Dataset items:

+ + + + + + +

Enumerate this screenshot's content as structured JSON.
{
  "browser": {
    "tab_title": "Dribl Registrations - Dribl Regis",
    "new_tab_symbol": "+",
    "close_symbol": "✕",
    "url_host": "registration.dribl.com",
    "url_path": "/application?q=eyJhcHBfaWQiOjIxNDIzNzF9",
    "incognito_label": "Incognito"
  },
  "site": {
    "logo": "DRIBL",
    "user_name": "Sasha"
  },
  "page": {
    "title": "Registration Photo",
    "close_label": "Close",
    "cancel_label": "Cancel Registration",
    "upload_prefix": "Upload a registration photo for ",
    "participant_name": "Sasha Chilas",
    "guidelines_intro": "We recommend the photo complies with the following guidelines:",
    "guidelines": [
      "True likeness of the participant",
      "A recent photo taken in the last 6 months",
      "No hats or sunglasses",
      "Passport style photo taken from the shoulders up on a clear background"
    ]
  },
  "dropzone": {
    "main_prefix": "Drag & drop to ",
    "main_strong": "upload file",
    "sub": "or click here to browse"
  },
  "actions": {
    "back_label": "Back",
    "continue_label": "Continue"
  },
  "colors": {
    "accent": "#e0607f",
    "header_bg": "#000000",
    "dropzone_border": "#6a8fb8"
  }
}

+ + + + + + +

*What to produce*
Your task is to quote the listing above word for word.

*Exercise solution*
Enumerate this screenshot's content as structured JSON.
{
  "browser": {
    "tab_title": "Dribl Registrations - Dribl Regis",
    "new_tab_symbol": "+",
    "close_symbol": "✕",
    "url_host": "registration.dribl.com",
    "url_path": "/application?q=eyJhcHBfaWQiOjIxNDIzNzF9",
    "incognito_label": "Incognito"
  },
  "site": {
    "logo": "DRIBL",
    "user_name": "Sasha"
  },
  "page": {
    "title": "Registration Photo",
    "close_label": "Close",
    "cancel_label": "Cancel Registration",
    "upload_prefix": "Upload a registration photo for ",
    "participant_name": "Sasha Chilas",
    "guidelines_intro": "We recommend the photo complies with the following guidelines:",
    "guidelines": [
      "True likeness of the participant",
      "A recent photo taken in the last 6 months",
      "No hats or sunglasses",
      "Passport style photo taken from the shoulders up on a clear background"
    ]
  },
  "dropzone": {
    "main_prefix": "Drag & drop to ",
    "main_strong": "upload file",
    "sub": "or click here to browse"
  },
  "actions": {
    "back_label": "Back",
    "continue_label": "Continue"
  },
  "colors": {
    "accent": "#e0607f",
    "header_bg": "#000000",
    "dropzone_border": "#6a8fb8"
  }
}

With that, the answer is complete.